begin EXERCISE DATA

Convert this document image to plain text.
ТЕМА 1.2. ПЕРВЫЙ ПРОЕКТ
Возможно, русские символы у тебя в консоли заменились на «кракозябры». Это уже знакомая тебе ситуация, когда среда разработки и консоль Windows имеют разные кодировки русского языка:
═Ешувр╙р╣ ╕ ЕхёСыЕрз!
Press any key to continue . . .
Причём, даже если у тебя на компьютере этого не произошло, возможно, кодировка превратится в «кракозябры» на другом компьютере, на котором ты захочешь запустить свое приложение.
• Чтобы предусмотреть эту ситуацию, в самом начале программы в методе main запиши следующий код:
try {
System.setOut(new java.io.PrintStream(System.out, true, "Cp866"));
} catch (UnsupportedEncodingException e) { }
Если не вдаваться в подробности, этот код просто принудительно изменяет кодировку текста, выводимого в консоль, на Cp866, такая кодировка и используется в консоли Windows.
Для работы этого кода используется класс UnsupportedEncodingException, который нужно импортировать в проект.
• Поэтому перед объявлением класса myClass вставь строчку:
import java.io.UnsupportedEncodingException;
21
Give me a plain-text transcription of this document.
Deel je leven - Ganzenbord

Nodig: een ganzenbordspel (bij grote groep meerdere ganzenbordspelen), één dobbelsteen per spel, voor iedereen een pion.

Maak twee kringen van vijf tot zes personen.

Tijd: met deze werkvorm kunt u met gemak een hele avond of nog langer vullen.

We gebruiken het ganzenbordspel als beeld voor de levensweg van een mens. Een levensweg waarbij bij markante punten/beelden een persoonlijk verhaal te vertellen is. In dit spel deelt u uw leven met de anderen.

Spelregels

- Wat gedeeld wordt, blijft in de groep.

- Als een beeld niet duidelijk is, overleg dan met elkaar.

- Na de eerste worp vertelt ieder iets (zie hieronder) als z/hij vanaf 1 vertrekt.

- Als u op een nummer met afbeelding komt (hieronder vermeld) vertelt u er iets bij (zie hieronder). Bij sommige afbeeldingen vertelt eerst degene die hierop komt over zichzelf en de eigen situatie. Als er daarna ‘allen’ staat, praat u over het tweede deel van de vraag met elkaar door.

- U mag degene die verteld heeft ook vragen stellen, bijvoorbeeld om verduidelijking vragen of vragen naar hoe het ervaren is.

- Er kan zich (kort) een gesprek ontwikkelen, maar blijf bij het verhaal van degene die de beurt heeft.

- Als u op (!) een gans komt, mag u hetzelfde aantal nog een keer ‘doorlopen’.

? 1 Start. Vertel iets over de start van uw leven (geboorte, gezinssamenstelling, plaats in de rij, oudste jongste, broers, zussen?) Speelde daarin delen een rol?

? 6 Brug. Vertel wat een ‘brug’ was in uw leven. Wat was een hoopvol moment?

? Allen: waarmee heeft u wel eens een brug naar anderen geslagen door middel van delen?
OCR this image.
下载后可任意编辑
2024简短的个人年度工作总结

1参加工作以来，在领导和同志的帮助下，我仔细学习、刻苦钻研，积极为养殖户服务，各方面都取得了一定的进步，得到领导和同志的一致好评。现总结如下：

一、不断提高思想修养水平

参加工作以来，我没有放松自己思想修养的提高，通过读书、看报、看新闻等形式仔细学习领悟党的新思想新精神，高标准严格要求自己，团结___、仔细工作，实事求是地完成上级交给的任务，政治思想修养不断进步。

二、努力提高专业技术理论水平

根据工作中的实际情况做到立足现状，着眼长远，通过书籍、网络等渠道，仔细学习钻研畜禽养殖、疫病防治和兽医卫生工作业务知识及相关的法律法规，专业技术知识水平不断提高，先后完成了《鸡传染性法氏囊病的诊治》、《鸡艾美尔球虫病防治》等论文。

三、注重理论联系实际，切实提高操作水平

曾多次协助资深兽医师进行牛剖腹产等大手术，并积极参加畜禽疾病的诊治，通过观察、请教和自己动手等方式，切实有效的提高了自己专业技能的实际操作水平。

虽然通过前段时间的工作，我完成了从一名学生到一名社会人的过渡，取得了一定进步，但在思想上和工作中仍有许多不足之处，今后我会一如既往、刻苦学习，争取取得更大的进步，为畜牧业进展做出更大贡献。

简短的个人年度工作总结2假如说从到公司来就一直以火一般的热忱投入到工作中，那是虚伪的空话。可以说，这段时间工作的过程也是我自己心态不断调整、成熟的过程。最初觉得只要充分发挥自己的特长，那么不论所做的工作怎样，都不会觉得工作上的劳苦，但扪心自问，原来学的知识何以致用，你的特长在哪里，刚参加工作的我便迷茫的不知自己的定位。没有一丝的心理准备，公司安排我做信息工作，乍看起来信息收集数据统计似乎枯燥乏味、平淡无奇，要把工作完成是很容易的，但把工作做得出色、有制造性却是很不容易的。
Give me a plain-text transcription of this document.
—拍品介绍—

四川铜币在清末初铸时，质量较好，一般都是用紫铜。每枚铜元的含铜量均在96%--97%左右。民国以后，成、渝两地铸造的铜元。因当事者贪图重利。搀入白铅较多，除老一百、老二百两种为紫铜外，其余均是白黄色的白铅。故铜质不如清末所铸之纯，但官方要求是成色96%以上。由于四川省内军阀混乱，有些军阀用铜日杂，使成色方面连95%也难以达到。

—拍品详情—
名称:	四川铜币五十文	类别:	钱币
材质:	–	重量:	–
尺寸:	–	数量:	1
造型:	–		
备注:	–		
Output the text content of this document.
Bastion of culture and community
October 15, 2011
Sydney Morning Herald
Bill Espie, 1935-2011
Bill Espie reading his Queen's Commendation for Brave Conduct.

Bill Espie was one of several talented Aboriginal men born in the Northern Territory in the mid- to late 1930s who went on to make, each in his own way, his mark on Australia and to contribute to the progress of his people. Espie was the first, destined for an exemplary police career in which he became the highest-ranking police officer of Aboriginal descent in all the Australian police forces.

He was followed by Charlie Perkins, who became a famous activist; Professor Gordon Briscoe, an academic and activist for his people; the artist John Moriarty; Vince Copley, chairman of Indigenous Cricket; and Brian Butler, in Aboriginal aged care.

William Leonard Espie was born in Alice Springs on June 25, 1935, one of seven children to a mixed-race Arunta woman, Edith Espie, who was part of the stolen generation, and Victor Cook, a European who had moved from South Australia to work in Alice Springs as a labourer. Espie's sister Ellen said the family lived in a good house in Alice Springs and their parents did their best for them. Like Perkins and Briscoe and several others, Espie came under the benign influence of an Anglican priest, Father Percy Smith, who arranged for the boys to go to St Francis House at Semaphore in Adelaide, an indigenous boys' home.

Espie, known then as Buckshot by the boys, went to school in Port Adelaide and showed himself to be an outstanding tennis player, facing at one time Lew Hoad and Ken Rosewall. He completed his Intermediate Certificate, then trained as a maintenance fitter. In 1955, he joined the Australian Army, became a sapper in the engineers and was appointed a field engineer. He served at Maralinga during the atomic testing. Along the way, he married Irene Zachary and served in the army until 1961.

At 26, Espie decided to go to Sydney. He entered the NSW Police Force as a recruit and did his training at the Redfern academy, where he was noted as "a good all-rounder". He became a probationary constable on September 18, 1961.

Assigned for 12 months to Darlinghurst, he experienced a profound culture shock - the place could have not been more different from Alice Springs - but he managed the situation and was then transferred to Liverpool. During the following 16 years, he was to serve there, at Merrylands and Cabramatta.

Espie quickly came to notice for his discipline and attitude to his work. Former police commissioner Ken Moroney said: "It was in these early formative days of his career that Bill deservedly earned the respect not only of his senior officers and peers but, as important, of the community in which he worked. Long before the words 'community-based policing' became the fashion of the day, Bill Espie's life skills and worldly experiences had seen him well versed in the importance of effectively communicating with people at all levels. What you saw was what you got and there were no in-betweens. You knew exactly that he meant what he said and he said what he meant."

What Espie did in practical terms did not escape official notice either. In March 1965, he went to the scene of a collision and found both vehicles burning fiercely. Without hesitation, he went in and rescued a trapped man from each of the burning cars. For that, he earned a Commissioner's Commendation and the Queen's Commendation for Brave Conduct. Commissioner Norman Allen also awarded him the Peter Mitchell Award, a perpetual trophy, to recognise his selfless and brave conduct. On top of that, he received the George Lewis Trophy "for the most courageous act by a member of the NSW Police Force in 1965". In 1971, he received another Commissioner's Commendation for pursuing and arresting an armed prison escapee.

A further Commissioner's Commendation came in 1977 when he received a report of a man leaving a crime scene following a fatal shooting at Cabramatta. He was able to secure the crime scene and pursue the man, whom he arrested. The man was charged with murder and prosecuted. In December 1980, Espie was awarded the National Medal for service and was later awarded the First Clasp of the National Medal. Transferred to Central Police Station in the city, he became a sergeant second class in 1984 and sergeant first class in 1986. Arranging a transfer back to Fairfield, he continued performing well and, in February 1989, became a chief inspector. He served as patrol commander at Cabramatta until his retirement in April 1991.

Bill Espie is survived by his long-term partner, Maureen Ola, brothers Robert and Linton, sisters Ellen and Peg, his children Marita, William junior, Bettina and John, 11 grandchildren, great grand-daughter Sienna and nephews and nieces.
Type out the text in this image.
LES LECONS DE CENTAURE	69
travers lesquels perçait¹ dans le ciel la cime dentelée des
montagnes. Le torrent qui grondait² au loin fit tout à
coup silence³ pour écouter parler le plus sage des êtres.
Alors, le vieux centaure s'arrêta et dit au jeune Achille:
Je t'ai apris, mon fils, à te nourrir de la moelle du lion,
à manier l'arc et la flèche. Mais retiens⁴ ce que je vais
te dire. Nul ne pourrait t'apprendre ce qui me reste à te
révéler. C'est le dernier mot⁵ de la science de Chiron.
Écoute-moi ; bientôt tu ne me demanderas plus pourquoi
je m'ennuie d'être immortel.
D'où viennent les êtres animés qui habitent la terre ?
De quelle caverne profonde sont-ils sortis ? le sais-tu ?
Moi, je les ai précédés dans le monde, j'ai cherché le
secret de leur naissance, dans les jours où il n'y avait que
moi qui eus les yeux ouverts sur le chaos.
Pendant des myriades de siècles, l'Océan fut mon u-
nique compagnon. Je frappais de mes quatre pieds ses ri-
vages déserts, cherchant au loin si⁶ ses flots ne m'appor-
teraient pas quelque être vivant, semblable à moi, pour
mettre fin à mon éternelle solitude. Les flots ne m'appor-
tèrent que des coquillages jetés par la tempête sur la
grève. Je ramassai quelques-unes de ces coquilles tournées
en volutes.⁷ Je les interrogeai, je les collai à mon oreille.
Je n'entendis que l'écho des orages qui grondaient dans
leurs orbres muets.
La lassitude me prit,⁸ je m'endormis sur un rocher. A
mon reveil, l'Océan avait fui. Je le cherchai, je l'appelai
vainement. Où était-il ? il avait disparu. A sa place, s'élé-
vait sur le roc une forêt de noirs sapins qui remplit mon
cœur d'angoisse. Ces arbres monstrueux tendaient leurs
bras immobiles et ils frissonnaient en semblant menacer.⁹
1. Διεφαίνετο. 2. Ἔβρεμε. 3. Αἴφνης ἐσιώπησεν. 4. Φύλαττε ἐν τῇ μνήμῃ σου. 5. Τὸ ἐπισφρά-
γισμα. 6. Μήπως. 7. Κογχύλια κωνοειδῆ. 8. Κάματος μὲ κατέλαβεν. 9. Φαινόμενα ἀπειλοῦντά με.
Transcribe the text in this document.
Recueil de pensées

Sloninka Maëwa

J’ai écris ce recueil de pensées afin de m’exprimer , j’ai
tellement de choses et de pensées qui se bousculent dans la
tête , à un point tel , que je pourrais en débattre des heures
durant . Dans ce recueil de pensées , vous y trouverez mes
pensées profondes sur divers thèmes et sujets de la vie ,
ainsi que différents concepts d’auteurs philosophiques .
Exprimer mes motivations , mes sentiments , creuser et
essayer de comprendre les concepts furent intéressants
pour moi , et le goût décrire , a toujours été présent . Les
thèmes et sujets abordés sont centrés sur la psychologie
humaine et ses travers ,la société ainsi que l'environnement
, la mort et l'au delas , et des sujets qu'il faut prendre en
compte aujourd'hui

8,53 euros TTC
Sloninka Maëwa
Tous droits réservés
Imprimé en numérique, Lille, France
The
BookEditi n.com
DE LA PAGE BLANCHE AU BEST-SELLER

end EXERCISE DATA

EXERCISE REQUIREMENTS: Using the listing, collect all lines in which the string "используется" is found.

ANSWER:
Если не вдаваться в подробности, этот код просто принудительно изменяет кодировку текста, выводимого в консоль, на Cp866, такая кодировка и используется в консоли Windows.
Для работы этого кода используется класс UnsupportedEncodingException, который нужно импортировать в проект.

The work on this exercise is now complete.